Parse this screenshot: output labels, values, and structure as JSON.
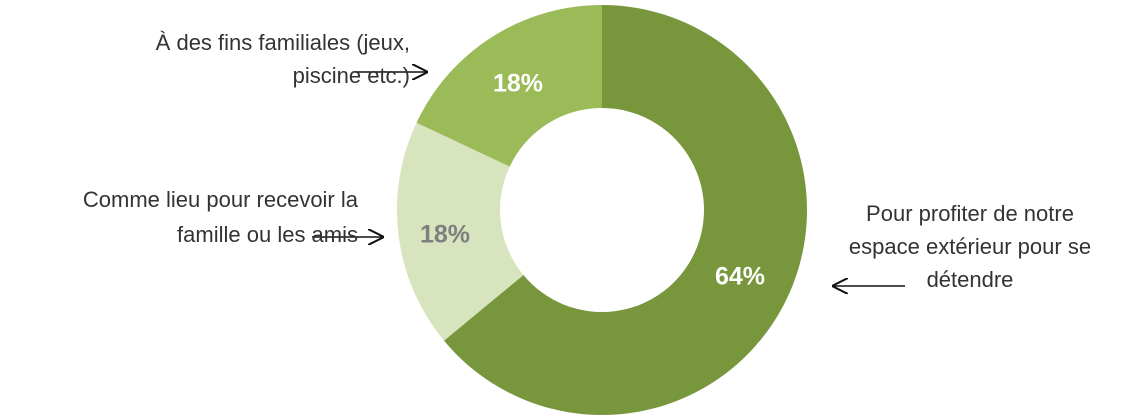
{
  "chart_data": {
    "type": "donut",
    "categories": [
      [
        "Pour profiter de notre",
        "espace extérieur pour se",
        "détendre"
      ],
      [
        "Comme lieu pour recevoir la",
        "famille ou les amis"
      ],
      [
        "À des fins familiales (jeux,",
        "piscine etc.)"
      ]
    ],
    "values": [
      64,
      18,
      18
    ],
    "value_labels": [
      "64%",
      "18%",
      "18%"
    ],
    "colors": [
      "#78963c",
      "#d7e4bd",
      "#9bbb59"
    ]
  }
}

********************

WHAT YOU HAVE TO DO: Omit the pictures and reproduce the listing exactly.

THE RESULT:
Parse this screenshot: output labels, values, and structure as JSON.
{
  "chart_data": {
    "type": "donut",
    "categories": [
      [
        "Pour profiter de notre",
        "espace extérieur pour se",
        "détendre"
      ],
      [
        "Comme lieu pour recevoir la",
        "famille ou les amis"
      ],
      [
        "À des fins familiales (jeux,",
        "piscine etc.)"
      ]
    ],
    "values": [
      64,
      18,
      18
    ],
    "value_labels": [
      "64%",
      "18%",
      "18%"
    ],
    "colors": [
      "#78963c",
      "#d7e4bd",
      "#9bbb59"
    ]
  }
}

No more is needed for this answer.